— Task prompt —
Without the pictures, can you quote each line below exactly?
-- START --
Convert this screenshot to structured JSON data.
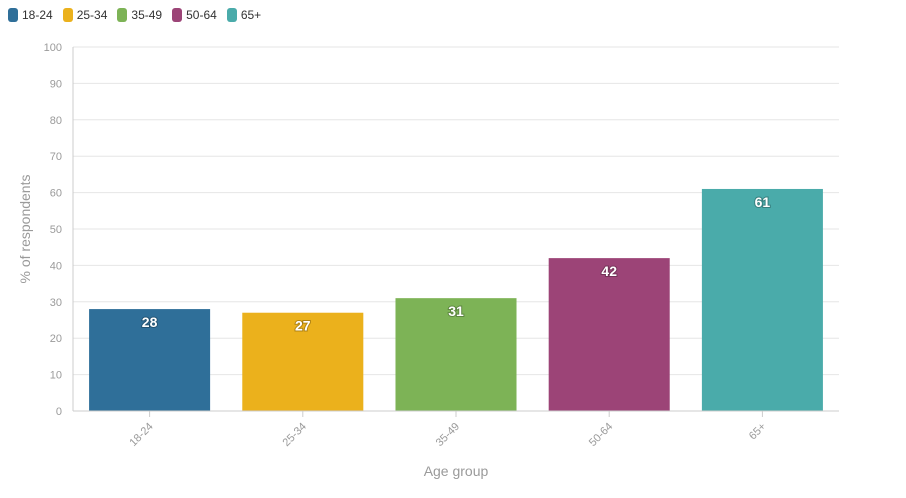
{
  "chart_data": {
    "type": "bar",
    "categories": [
      "18-24",
      "25-34",
      "35-49",
      "50-64",
      "65+"
    ],
    "values": [
      28,
      27,
      31,
      42,
      61
    ],
    "colors": [
      "#2f6f99",
      "#ebb11c",
      "#7db356",
      "#9c4477",
      "#4aabaa"
    ],
    "title": "",
    "xlabel": "Age group",
    "ylabel": "% of respondents",
    "ylim": [
      0,
      100
    ],
    "yticks": [
      0,
      10,
      20,
      30,
      40,
      50,
      60,
      70,
      80,
      90,
      100
    ],
    "grid": true,
    "legend_position": "top-left",
    "data_labels": true
  }
}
-- END --
— Task output —
Convert this screenshot to structured JSON data.
{
  "chart_data": {
    "type": "bar",
    "categories": [
      "18-24",
      "25-34",
      "35-49",
      "50-64",
      "65+"
    ],
    "values": [
      28,
      27,
      31,
      42,
      61
    ],
    "colors": [
      "#2f6f99",
      "#ebb11c",
      "#7db356",
      "#9c4477",
      "#4aabaa"
    ],
    "title": "",
    "xlabel": "Age group",
    "ylabel": "% of respondents",
    "ylim": [
      0,
      100
    ],
    "yticks": [
      0,
      10,
      20,
      30,
      40,
      50,
      60,
      70,
      80,
      90,
      100
    ],
    "grid": true,
    "legend_position": "top-left",
    "data_labels": true
  }
}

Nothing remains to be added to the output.